(Data records)
........

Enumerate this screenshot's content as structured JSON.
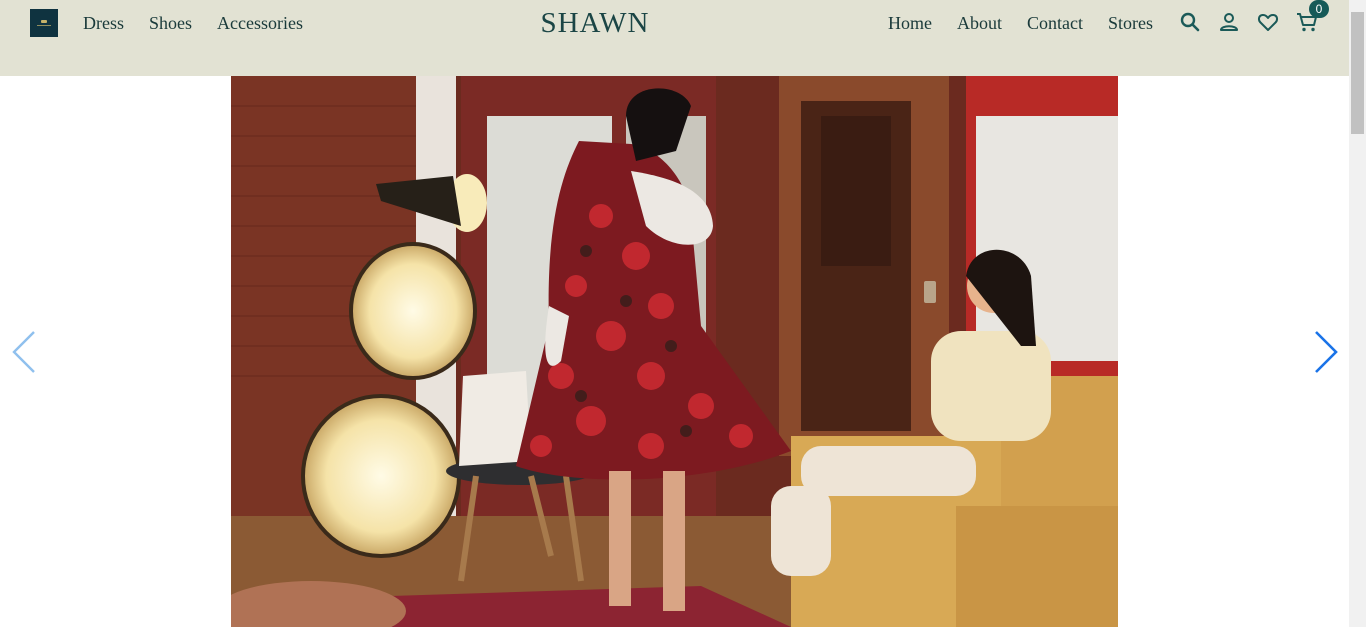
{
  "header": {
    "brand": "SHAWN",
    "nav_left": [
      "Dress",
      "Shoes",
      "Accessories"
    ],
    "nav_right": [
      "Home",
      "About",
      "Contact",
      "Stores"
    ],
    "cart_count": "0"
  },
  "icons": {
    "logo": "store-logo",
    "search": "search-icon",
    "account": "user-icon",
    "wishlist": "heart-icon",
    "cart": "cart-icon",
    "prev": "chevron-left-icon",
    "next": "chevron-right-icon"
  },
  "colors": {
    "header_bg": "#e2e2d3",
    "brand_text": "#1b4545",
    "badge": "#165a58",
    "arrow": "#1a73e8"
  },
  "slider": {
    "current": 1
  }
}
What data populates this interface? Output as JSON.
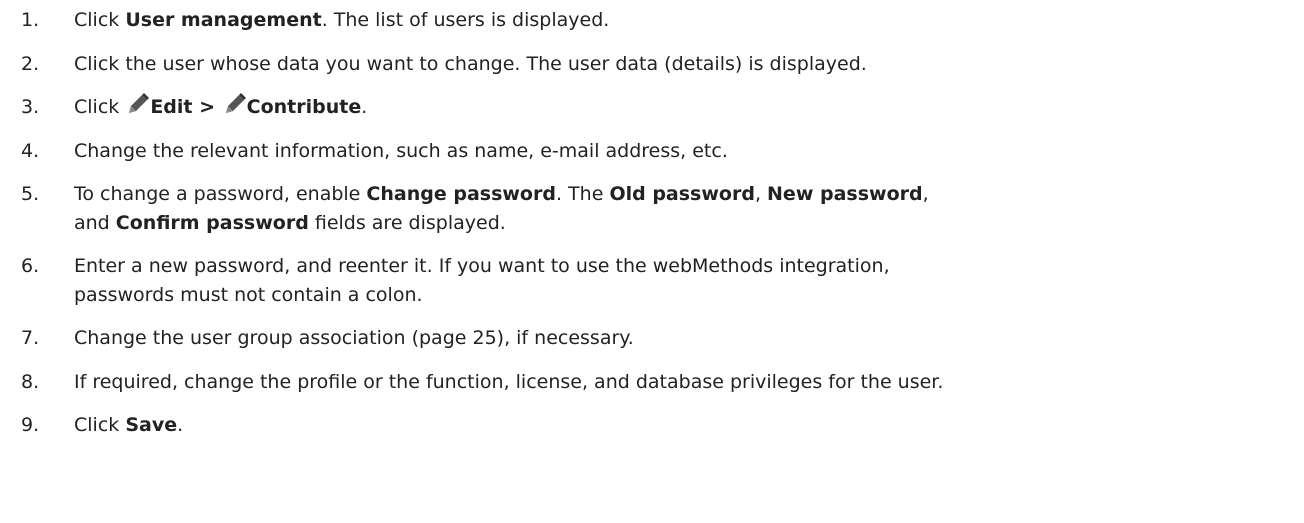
{
  "steps": [
    {
      "number": "1.",
      "parts": [
        "Click ",
        "User management",
        ". The list of users is displayed."
      ]
    },
    {
      "number": "2.",
      "text": "Click the user whose data you want to change. The user data (details) is displayed."
    },
    {
      "number": "3.",
      "parts": [
        "Click ",
        "Edit > ",
        "Contribute",
        "."
      ],
      "icons": [
        "edit-pencil-icon",
        "contribute-pencil-icon"
      ]
    },
    {
      "number": "4.",
      "text": "Change the relevant information, such as name, e-mail address, etc."
    },
    {
      "number": "5.",
      "parts": [
        "To change a password, enable ",
        "Change password",
        ". The ",
        "Old password",
        ", ",
        "New password",
        ",",
        "and ",
        "Confirm password",
        " fields are displayed."
      ]
    },
    {
      "number": "6.",
      "lines": [
        "Enter a new password, and reenter it. If you want to use the webMethods integration,",
        "passwords must not contain a colon."
      ]
    },
    {
      "number": "7.",
      "text": "Change the user group association (page 25), if necessary."
    },
    {
      "number": "8.",
      "text": "If required, change the profile or the function, license, and database privileges for the user."
    },
    {
      "number": "9.",
      "parts": [
        "Click ",
        "Save",
        "."
      ]
    }
  ]
}
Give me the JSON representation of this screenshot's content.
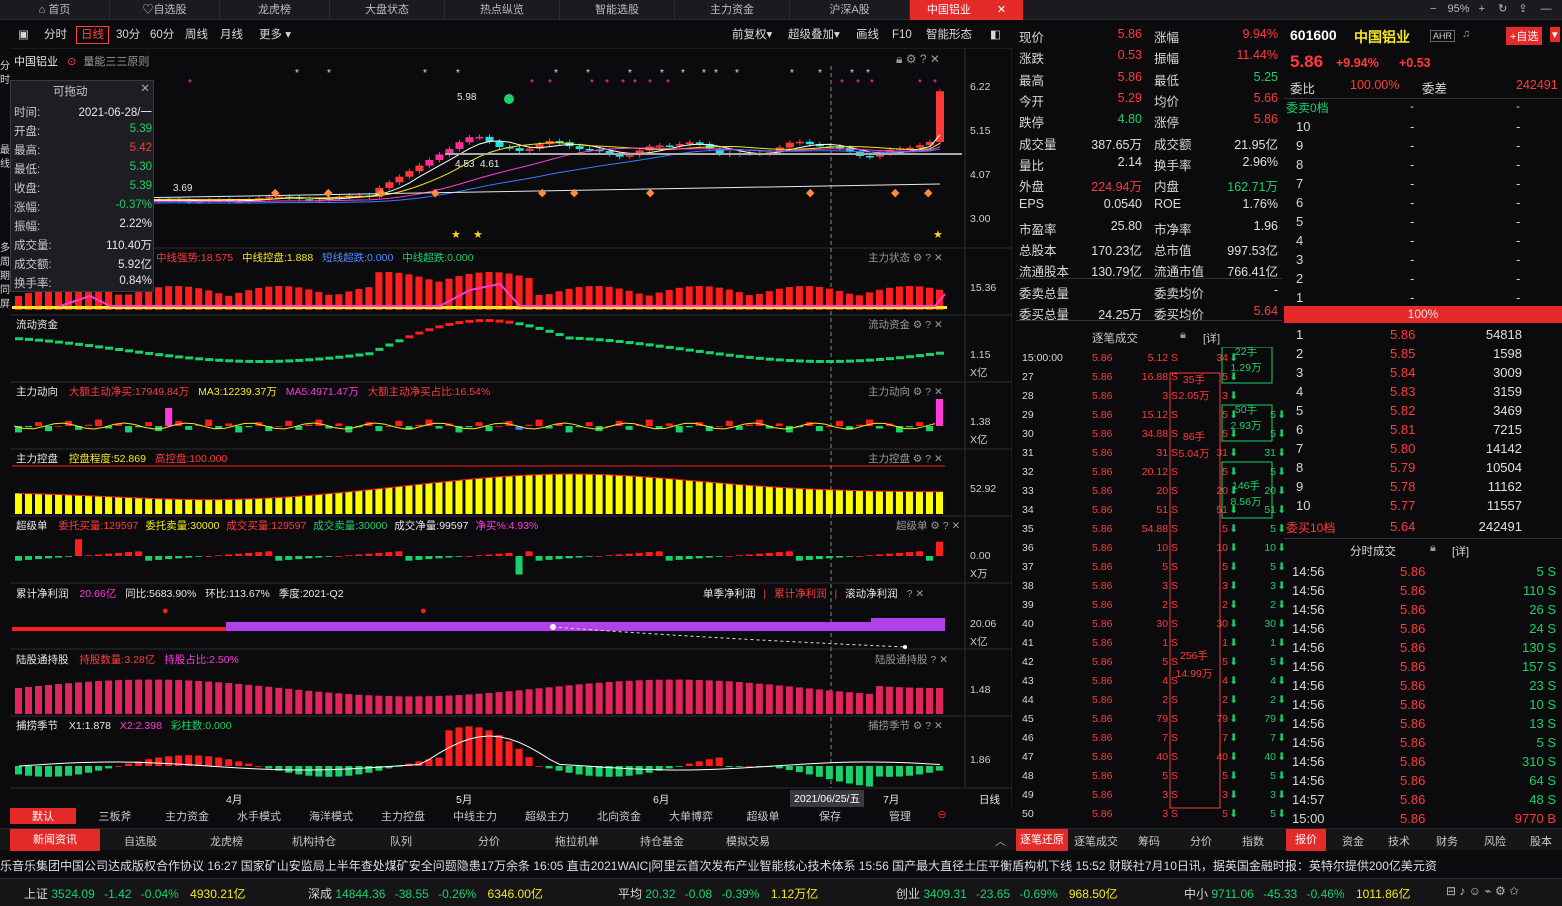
{
  "top_tabs": [
    "首页",
    "自选股",
    "龙虎榜",
    "大盘状态",
    "热点纵览",
    "智能选股",
    "主力资金",
    "沪深A股",
    "中国铝业"
  ],
  "top_right": {
    "zoom": "95%"
  },
  "toolbar": {
    "left": [
      "分时",
      "日线",
      "30分",
      "60分",
      "周线",
      "月线",
      "更多"
    ],
    "right": [
      "前复权",
      "超级叠加",
      "画线",
      "F10",
      "智能形态"
    ]
  },
  "stock_name": "中国铝业",
  "rule_label": "量能三三原则",
  "infobox": {
    "title": "可拖动",
    "rows": [
      {
        "label": "时间:",
        "value": "2021-06-28/一"
      },
      {
        "label": "开盘:",
        "value": "5.39"
      },
      {
        "label": "最高:",
        "value": "5.42"
      },
      {
        "label": "最低:",
        "value": "5.30"
      },
      {
        "label": "收盘:",
        "value": "5.39"
      },
      {
        "label": "涨幅:",
        "value": "-0.37%"
      },
      {
        "label": "振幅:",
        "value": "2.22%"
      },
      {
        "label": "成交量:",
        "value": "110.40万"
      },
      {
        "label": "成交额:",
        "value": "5.92亿"
      },
      {
        "label": "换手率:",
        "value": "0.84%"
      }
    ]
  },
  "price_axis": [
    "6.22",
    "5.15",
    "4.07",
    "3.00"
  ],
  "price_labels": {
    "hi": "5.98",
    "mid": "4.53",
    "mid2": "4.61",
    "lo": "3.69"
  },
  "panels": [
    {
      "id": "state",
      "right_title": "主力状态",
      "items": [
        "中线强势:18.575",
        "中线控盘:1.888",
        "短线超跌:0.000",
        "中线超跌:0.000"
      ],
      "axis": [
        "15.36"
      ]
    },
    {
      "id": "flow",
      "left_title": "流动资金",
      "right_title": "流动资金",
      "axis": [
        "1.15",
        "X亿"
      ]
    },
    {
      "id": "move",
      "left_title": "主力动向",
      "items": [
        "大额主动净买:17949.84万",
        "MA3:12239.37万",
        "MA5:4971.47万",
        "大额主动净买占比:16.54%"
      ],
      "right_title": "主力动向",
      "axis": [
        "1.38",
        "X亿"
      ]
    },
    {
      "id": "control",
      "left_title": "主力控盘",
      "items": [
        "控盘程度:52.869",
        "高控盘:100.000"
      ],
      "right_title": "主力控盘",
      "axis": [
        "52.92"
      ]
    },
    {
      "id": "super",
      "left_title": "超级单",
      "items": [
        "委托买量:129597",
        "委托卖量:30000",
        "成交买量:129597",
        "成交卖量:30000",
        "成交净量:99597",
        "净买%:4.93%"
      ],
      "right_title": "超级单",
      "axis": [
        "0.00",
        "X万"
      ]
    },
    {
      "id": "profit",
      "left_title": "累计净利润",
      "items": [
        "20.66亿",
        "同比:5683.90%",
        "环比:113.67%",
        "季度:2021-Q2"
      ],
      "switch": [
        "单季净利润",
        "累计净利润",
        "滚动净利润"
      ],
      "axis": [
        "20.06",
        "X亿"
      ]
    },
    {
      "id": "hk",
      "left_title": "陆股通持股",
      "items": [
        "持股数量:3.28亿",
        "持股占比:2.50%"
      ],
      "right_title": "陆股通持股",
      "axis": [
        "1.48"
      ]
    },
    {
      "id": "season",
      "left_title": "捕捞季节",
      "items": [
        "X1:1.878",
        "X2:2.398",
        "彩柱数:0.000"
      ],
      "right_title": "捕捞季节",
      "axis": [
        "1.86"
      ]
    }
  ],
  "xaxis": {
    "labels": [
      "4月",
      "5月",
      "6月",
      "7月"
    ],
    "cursor_date": "2021/06/25/五",
    "period": "日线"
  },
  "bottom_tabs": [
    "默认",
    "三板斧",
    "主力资金",
    "水手模式",
    "海洋模式",
    "主力控盘",
    "中线主力",
    "超级主力",
    "北向资金",
    "大单博弈",
    "超级单",
    "保存",
    "管理"
  ],
  "quote": [
    [
      "现价",
      "5.86",
      "涨幅",
      "9.94%"
    ],
    [
      "涨跌",
      "0.53",
      "振幅",
      "11.44%"
    ],
    [
      "最高",
      "5.86",
      "最低",
      "5.25"
    ],
    [
      "今开",
      "5.29",
      "均价",
      "5.66"
    ],
    [
      "跌停",
      "4.80",
      "涨停",
      "5.86"
    ],
    [
      "成交量",
      "387.65万",
      "成交额",
      "21.95亿"
    ],
    [
      "量比",
      "2.14",
      "换手率",
      "2.96%"
    ],
    [
      "外盘",
      "224.94万",
      "内盘",
      "162.71万"
    ],
    [
      "EPS",
      "0.0540",
      "ROE",
      "1.76%"
    ],
    [
      "市盈率",
      "25.80",
      "市净率",
      "1.96"
    ],
    [
      "总股本",
      "170.23亿",
      "总市值",
      "997.53亿"
    ],
    [
      "流通股本",
      "130.79亿",
      "流通市值",
      "766.41亿"
    ],
    [
      "委卖总量",
      "",
      "委卖均价",
      "-"
    ],
    [
      "委买总量",
      "24.25万",
      "委买均价",
      "5.64"
    ]
  ],
  "trades": {
    "title": "逐笔成交",
    "detail": "[详]",
    "rows": [
      [
        "15:00:00",
        "5.86",
        "5.12 S",
        "34"
      ],
      [
        "27",
        "5.86",
        "16.88 S",
        "5"
      ],
      [
        "28",
        "5.86",
        "3 S",
        "3"
      ],
      [
        "29",
        "5.86",
        "15.12 S",
        "5"
      ],
      [
        "30",
        "5.86",
        "34.88 S",
        "5"
      ],
      [
        "31",
        "5.86",
        "31 S",
        "31"
      ],
      [
        "32",
        "5.86",
        "20.12 S",
        "5"
      ],
      [
        "33",
        "5.86",
        "20 S",
        "20"
      ],
      [
        "34",
        "5.86",
        "51 S",
        "51"
      ],
      [
        "35",
        "5.86",
        "54.88 S",
        "5"
      ],
      [
        "36",
        "5.86",
        "10 S",
        "10"
      ],
      [
        "37",
        "5.86",
        "5 S",
        "5"
      ],
      [
        "38",
        "5.86",
        "3 S",
        "3"
      ],
      [
        "39",
        "5.86",
        "2 S",
        "2"
      ],
      [
        "40",
        "5.86",
        "30 S",
        "30"
      ],
      [
        "41",
        "5.86",
        "1 S",
        "1"
      ],
      [
        "42",
        "5.86",
        "5 S",
        "5"
      ],
      [
        "43",
        "5.86",
        "4 S",
        "4"
      ],
      [
        "44",
        "5.86",
        "2 S",
        "2"
      ],
      [
        "45",
        "5.86",
        "79 S",
        "79"
      ],
      [
        "46",
        "5.86",
        "7 S",
        "7"
      ],
      [
        "47",
        "5.86",
        "40 S",
        "40"
      ],
      [
        "48",
        "5.86",
        "5 S",
        "5"
      ],
      [
        "49",
        "5.86",
        "3 S",
        "3"
      ],
      [
        "50",
        "5.86",
        "3 S",
        "5"
      ]
    ],
    "boxes": [
      [
        "22手",
        "1.29万"
      ],
      [
        "35手",
        "2.05万"
      ],
      [
        "50手",
        "2.93万"
      ],
      [
        "86手",
        "5.04万"
      ],
      [
        "146手",
        "8.56万"
      ],
      [
        "256手",
        "14.99万"
      ]
    ]
  },
  "book": {
    "code": "601600",
    "name": "中国铝业",
    "tag": "AHR",
    "add": "+自选",
    "price": "5.86",
    "chg": "+9.94%",
    "chgv": "+0.53",
    "ratio_label": "委比",
    "ratio": "100.00%",
    "diff_label": "委差",
    "diff": "242491",
    "sell0": "委卖0档",
    "sells": [
      "10",
      "9",
      "8",
      "7",
      "6",
      "5",
      "4",
      "3",
      "2",
      "1"
    ],
    "bar": "100%",
    "buys": [
      [
        "1",
        "5.86",
        "54818"
      ],
      [
        "2",
        "5.85",
        "1598"
      ],
      [
        "3",
        "5.84",
        "3009"
      ],
      [
        "4",
        "5.83",
        "3159"
      ],
      [
        "5",
        "5.82",
        "3469"
      ],
      [
        "6",
        "5.81",
        "7215"
      ],
      [
        "7",
        "5.80",
        "14142"
      ],
      [
        "8",
        "5.79",
        "10504"
      ],
      [
        "9",
        "5.78",
        "11162"
      ],
      [
        "10",
        "5.77",
        "11557"
      ]
    ],
    "buy10": [
      "委买10档",
      "5.64",
      "242491"
    ],
    "minute_title": "分时成交",
    "minute_detail": "[详]",
    "minutes": [
      [
        "14:56",
        "5.86",
        "5 S"
      ],
      [
        "14:56",
        "5.86",
        "110 S"
      ],
      [
        "14:56",
        "5.86",
        "26 S"
      ],
      [
        "14:56",
        "5.86",
        "24 S"
      ],
      [
        "14:56",
        "5.86",
        "130 S"
      ],
      [
        "14:56",
        "5.86",
        "157 S"
      ],
      [
        "14:56",
        "5.86",
        "23 S"
      ],
      [
        "14:56",
        "5.86",
        "10 S"
      ],
      [
        "14:56",
        "5.86",
        "13 S"
      ],
      [
        "14:56",
        "5.86",
        "5 S"
      ],
      [
        "14:56",
        "5.86",
        "310 S"
      ],
      [
        "14:56",
        "5.86",
        "64 S"
      ],
      [
        "14:57",
        "5.86",
        "48 S"
      ],
      [
        "15:00",
        "5.86",
        "9770 B"
      ]
    ]
  },
  "lower_tabs": [
    "新闻资讯",
    "自选股",
    "龙虎榜",
    "机构持仓",
    "队列",
    "分价",
    "拖拉机单",
    "持仓基金",
    "模拟交易"
  ],
  "lower_right_tabs": [
    "逐笔还原",
    "逐笔成交",
    "筹码",
    "分价",
    "指数",
    "报价",
    "资金",
    "技术",
    "财务",
    "风险",
    "股本"
  ],
  "ticker": "乐音乐集团中国公司达成版权合作协议    16:27 国家矿山安监局上半年查处煤矿安全问题隐患17万余条    16:05 直击2021WAIC|阿里云首次发布产业智能核心技术体系    15:56 国产最大直径土压平衡盾构机下线    15:52 财联社7月10日讯，据英国金融时报：英特尔提供200亿美元资",
  "indices": [
    {
      "name": "上证",
      "val": "3524.09",
      "chg": "-1.42",
      "pct": "-0.04%",
      "amt": "4930.21亿"
    },
    {
      "name": "深成",
      "val": "14844.36",
      "chg": "-38.55",
      "pct": "-0.26%",
      "amt": "6346.00亿"
    },
    {
      "name": "平均",
      "val": "20.32",
      "chg": "-0.08",
      "pct": "-0.39%",
      "amt": "1.12万亿"
    },
    {
      "name": "创业",
      "val": "3409.31",
      "chg": "-23.65",
      "pct": "-0.69%",
      "amt": "968.50亿"
    },
    {
      "name": "中小",
      "val": "9711.06",
      "chg": "-45.33",
      "pct": "-0.46%",
      "amt": "1011.86亿"
    }
  ]
}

........

TASK TO COMPLETE | Return each line where "displayed" shows up.

SOLUTION FOR THIS PROBLEM |
        ". The list of users is displayed."
      "text": "Click the user whose data you want to change. The user data (details) is displayed."
        " fields are displayed."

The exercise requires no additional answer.